_Request_. Lines containing the word "นางสาวปร" are to be counted; state their number and nothing further.

Stored records
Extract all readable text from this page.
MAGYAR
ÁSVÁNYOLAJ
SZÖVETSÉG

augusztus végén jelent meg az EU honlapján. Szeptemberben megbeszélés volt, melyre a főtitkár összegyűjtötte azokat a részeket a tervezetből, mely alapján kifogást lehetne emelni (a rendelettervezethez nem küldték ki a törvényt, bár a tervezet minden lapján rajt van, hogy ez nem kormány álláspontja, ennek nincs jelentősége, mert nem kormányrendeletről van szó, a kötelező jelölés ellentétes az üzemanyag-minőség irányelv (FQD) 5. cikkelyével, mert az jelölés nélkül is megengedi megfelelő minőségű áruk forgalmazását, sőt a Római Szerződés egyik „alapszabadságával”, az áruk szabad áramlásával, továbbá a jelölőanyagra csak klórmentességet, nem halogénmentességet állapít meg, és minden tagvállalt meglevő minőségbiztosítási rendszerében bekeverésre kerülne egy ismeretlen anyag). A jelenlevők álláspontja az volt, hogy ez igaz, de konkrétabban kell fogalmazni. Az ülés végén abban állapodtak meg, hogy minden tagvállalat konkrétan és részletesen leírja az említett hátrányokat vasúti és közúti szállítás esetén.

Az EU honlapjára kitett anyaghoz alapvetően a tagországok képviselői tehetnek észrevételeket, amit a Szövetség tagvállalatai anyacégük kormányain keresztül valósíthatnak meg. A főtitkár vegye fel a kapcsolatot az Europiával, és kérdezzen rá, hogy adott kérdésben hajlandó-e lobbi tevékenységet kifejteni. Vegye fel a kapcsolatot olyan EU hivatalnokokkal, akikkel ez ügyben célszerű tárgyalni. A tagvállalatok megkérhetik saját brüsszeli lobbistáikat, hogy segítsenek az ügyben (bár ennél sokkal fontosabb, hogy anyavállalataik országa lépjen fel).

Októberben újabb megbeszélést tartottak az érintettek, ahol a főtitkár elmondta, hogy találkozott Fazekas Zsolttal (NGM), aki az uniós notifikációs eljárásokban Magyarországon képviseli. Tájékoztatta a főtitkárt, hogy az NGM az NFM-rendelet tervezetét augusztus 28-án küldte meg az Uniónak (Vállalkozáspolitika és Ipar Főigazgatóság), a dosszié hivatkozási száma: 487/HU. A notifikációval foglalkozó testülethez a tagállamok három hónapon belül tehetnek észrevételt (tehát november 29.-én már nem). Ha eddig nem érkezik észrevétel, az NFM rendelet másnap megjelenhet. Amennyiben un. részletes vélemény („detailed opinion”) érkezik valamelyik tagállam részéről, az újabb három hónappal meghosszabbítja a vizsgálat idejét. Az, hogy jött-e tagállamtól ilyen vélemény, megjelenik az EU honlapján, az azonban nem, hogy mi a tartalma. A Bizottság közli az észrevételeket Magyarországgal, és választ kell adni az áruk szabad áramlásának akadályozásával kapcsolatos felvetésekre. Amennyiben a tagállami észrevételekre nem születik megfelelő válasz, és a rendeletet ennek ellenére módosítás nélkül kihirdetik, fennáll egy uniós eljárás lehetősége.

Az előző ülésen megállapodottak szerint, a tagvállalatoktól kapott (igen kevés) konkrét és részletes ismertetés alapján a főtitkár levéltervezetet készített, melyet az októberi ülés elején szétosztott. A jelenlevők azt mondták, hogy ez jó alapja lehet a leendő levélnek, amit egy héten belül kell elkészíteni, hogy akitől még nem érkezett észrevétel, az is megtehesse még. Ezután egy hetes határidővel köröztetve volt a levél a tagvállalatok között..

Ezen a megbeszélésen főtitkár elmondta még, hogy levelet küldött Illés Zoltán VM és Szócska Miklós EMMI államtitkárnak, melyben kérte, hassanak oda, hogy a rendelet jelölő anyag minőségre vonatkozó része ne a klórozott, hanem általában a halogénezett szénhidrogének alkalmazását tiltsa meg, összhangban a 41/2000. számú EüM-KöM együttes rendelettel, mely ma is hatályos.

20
---
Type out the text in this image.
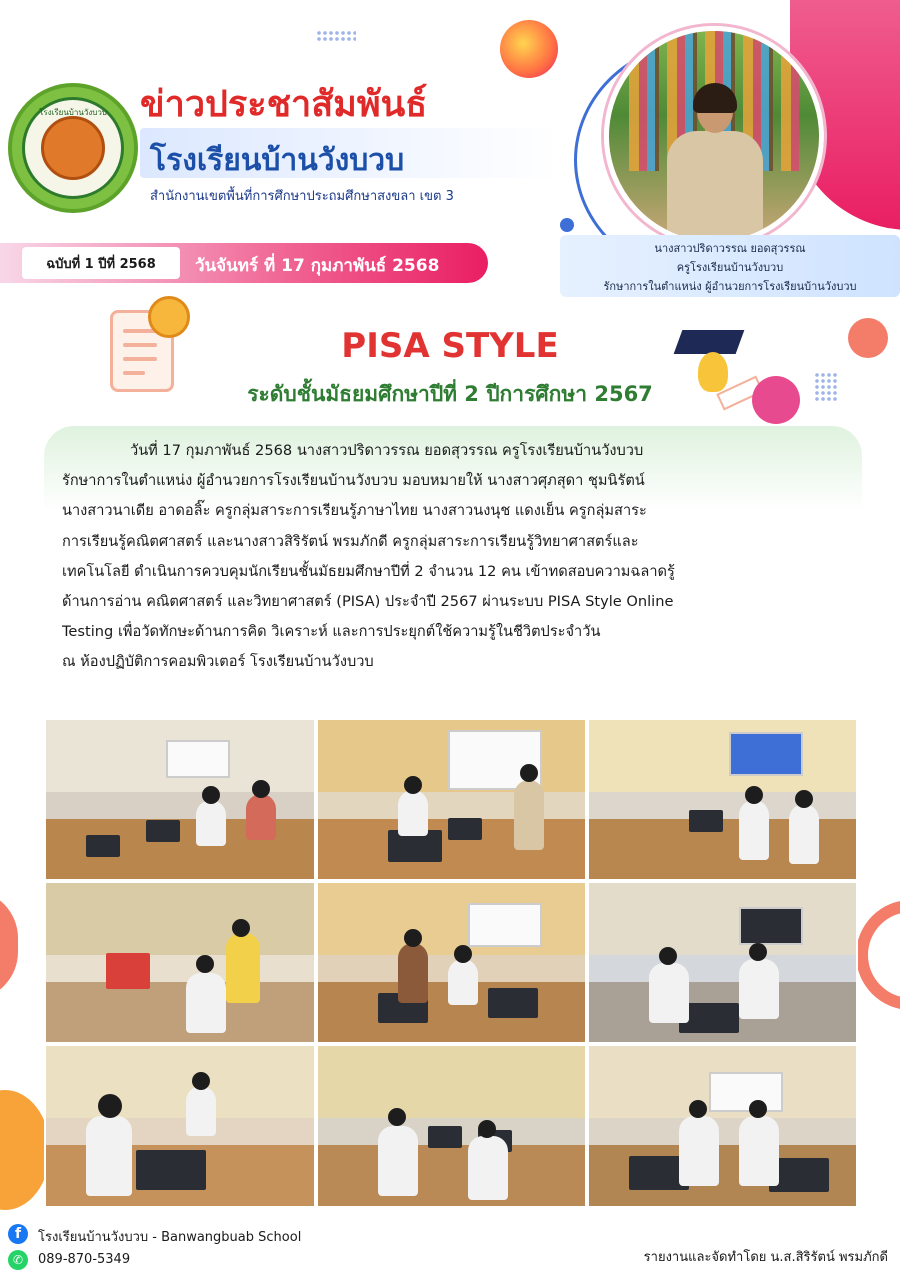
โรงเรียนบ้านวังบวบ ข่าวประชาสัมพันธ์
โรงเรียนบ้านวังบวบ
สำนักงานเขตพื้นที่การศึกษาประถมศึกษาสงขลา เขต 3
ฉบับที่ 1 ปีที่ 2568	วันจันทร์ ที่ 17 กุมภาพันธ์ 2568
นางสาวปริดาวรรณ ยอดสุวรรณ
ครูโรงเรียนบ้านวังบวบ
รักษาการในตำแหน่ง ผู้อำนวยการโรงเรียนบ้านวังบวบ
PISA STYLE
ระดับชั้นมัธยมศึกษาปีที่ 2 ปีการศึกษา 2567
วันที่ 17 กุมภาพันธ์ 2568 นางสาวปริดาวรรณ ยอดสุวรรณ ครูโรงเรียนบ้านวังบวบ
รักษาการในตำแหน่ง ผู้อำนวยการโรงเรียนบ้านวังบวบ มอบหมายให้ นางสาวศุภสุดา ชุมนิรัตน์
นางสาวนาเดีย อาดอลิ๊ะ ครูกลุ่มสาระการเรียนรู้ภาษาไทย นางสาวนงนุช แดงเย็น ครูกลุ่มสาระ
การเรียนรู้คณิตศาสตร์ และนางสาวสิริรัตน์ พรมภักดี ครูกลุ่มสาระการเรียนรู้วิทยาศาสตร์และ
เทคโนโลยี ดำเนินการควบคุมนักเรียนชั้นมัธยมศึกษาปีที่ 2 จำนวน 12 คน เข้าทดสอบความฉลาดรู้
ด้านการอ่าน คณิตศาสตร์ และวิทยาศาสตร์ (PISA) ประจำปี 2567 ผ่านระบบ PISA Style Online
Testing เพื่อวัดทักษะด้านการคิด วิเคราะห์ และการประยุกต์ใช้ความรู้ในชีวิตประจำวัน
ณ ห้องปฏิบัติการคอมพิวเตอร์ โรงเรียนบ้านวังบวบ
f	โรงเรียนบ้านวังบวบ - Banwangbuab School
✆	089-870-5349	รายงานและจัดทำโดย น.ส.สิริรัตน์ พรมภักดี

_Exercise output_. 2